— Start of Information given —

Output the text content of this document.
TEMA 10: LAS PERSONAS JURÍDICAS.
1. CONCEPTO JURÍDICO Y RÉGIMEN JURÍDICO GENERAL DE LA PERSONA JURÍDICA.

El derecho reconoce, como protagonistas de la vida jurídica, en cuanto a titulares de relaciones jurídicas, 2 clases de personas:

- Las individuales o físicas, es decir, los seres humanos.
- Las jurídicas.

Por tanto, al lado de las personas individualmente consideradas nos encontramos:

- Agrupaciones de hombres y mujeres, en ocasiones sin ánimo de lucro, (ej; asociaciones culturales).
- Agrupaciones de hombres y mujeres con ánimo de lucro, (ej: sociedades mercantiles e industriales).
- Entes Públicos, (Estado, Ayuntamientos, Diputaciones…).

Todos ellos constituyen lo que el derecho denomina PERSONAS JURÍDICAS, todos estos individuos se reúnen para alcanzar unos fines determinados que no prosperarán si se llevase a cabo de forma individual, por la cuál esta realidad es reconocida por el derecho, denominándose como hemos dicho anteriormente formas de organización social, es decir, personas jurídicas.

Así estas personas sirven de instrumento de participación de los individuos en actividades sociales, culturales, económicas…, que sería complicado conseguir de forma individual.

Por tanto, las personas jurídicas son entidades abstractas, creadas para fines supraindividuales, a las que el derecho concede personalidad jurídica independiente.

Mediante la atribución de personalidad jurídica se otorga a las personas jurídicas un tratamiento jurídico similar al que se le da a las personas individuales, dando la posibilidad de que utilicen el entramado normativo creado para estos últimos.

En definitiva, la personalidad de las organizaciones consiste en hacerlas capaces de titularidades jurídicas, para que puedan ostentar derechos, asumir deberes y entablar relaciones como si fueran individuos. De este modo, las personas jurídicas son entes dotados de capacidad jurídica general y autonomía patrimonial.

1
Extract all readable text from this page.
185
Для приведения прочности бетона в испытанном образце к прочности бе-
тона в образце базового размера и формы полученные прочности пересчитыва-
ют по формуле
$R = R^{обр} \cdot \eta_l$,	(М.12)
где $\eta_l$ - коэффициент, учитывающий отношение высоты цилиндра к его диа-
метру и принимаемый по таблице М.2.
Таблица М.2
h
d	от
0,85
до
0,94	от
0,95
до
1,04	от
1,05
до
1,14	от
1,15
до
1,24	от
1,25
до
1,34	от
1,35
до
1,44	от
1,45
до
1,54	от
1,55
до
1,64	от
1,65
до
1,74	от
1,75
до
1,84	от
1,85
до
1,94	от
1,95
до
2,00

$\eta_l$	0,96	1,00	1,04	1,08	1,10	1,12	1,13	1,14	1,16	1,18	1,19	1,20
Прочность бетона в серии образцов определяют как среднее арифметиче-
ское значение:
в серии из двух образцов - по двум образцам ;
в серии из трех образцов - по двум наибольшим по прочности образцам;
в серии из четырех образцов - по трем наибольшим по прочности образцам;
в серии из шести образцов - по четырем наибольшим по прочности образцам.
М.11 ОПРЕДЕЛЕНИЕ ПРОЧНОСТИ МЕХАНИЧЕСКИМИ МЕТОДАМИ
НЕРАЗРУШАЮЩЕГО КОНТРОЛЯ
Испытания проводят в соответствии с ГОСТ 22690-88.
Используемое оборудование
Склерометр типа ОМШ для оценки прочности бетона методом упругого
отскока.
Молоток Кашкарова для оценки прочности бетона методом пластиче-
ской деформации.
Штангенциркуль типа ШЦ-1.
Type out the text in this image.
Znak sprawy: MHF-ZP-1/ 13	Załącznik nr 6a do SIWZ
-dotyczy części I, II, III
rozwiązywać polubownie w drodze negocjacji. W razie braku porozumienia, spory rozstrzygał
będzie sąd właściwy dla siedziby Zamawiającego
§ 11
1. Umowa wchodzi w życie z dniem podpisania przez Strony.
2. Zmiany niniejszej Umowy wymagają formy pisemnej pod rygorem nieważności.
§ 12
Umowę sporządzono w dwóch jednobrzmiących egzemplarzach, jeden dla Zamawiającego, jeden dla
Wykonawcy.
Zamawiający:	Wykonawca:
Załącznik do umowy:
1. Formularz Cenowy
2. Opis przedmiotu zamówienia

— End of Information given —

Go through the records and print each one exactly.

Solution below:
Output the text content of this document.
TEMA 10: LAS PERSONAS JURÍDICAS.
1. CONCEPTO JURÍDICO Y RÉGIMEN JURÍDICO GENERAL DE LA PERSONA JURÍDICA.

El derecho reconoce, como protagonistas de la vida jurídica, en cuanto a titulares de relaciones jurídicas, 2 clases de personas:

- Las individuales o físicas, es decir, los seres humanos.
- Las jurídicas.

Por tanto, al lado de las personas individualmente consideradas nos encontramos:

- Agrupaciones de hombres y mujeres, en ocasiones sin ánimo de lucro, (ej; asociaciones culturales).
- Agrupaciones de hombres y mujeres con ánimo de lucro, (ej: sociedades mercantiles e industriales).
- Entes Públicos, (Estado, Ayuntamientos, Diputaciones…).

Todos ellos constituyen lo que el derecho denomina PERSONAS JURÍDICAS, todos estos individuos se reúnen para alcanzar unos fines determinados que no prosperarán si se llevase a cabo de forma individual, por la cuál esta realidad es reconocida por el derecho, denominándose como hemos dicho anteriormente formas de organización social, es decir, personas jurídicas.

Así estas personas sirven de instrumento de participación de los individuos en actividades sociales, culturales, económicas…, que sería complicado conseguir de forma individual.

Por tanto, las personas jurídicas son entidades abstractas, creadas para fines supraindividuales, a las que el derecho concede personalidad jurídica independiente.

Mediante la atribución de personalidad jurídica se otorga a las personas jurídicas un tratamiento jurídico similar al que se le da a las personas individuales, dando la posibilidad de que utilicen el entramado normativo creado para estos últimos.

En definitiva, la personalidad de las organizaciones consiste en hacerlas capaces de titularidades jurídicas, para que puedan ostentar derechos, asumir deberes y entablar relaciones como si fueran individuos. De este modo, las personas jurídicas son entes dotados de capacidad jurídica general y autonomía patrimonial.

1
Extract all readable text from this page.
185
Для приведения прочности бетона в испытанном образце к прочности бе-
тона в образце базового размера и формы полученные прочности пересчитыва-
ют по формуле
$R = R^{обр} \cdot \eta_l$,	(М.12)
где $\eta_l$ - коэффициент, учитывающий отношение высоты цилиндра к его диа-
метру и принимаемый по таблице М.2.
Таблица М.2
h
d	от
0,85
до
0,94	от
0,95
до
1,04	от
1,05
до
1,14	от
1,15
до
1,24	от
1,25
до
1,34	от
1,35
до
1,44	от
1,45
до
1,54	от
1,55
до
1,64	от
1,65
до
1,74	от
1,75
до
1,84	от
1,85
до
1,94	от
1,95
до
2,00

$\eta_l$	0,96	1,00	1,04	1,08	1,10	1,12	1,13	1,14	1,16	1,18	1,19	1,20
Прочность бетона в серии образцов определяют как среднее арифметиче-
ское значение:
в серии из двух образцов - по двум образцам ;
в серии из трех образцов - по двум наибольшим по прочности образцам;
в серии из четырех образцов - по трем наибольшим по прочности образцам;
в серии из шести образцов - по четырем наибольшим по прочности образцам.
М.11 ОПРЕДЕЛЕНИЕ ПРОЧНОСТИ МЕХАНИЧЕСКИМИ МЕТОДАМИ
НЕРАЗРУШАЮЩЕГО КОНТРОЛЯ
Испытания проводят в соответствии с ГОСТ 22690-88.
Используемое оборудование
Склерометр типа ОМШ для оценки прочности бетона методом упругого
отскока.
Молоток Кашкарова для оценки прочности бетона методом пластиче-
ской деформации.
Штангенциркуль типа ШЦ-1.
Type out the text in this image.
Znak sprawy: MHF-ZP-1/ 13	Załącznik nr 6a do SIWZ
-dotyczy części I, II, III
rozwiązywać polubownie w drodze negocjacji. W razie braku porozumienia, spory rozstrzygał
będzie sąd właściwy dla siedziby Zamawiającego
§ 11
1. Umowa wchodzi w życie z dniem podpisania przez Strony.
2. Zmiany niniejszej Umowy wymagają formy pisemnej pod rygorem nieważności.
§ 12
Umowę sporządzono w dwóch jednobrzmiących egzemplarzach, jeden dla Zamawiającego, jeden dla
Wykonawcy.
Zamawiający:	Wykonawca:
Załącznik do umowy:
1. Formularz Cenowy
2. Opis przedmiotu zamówienia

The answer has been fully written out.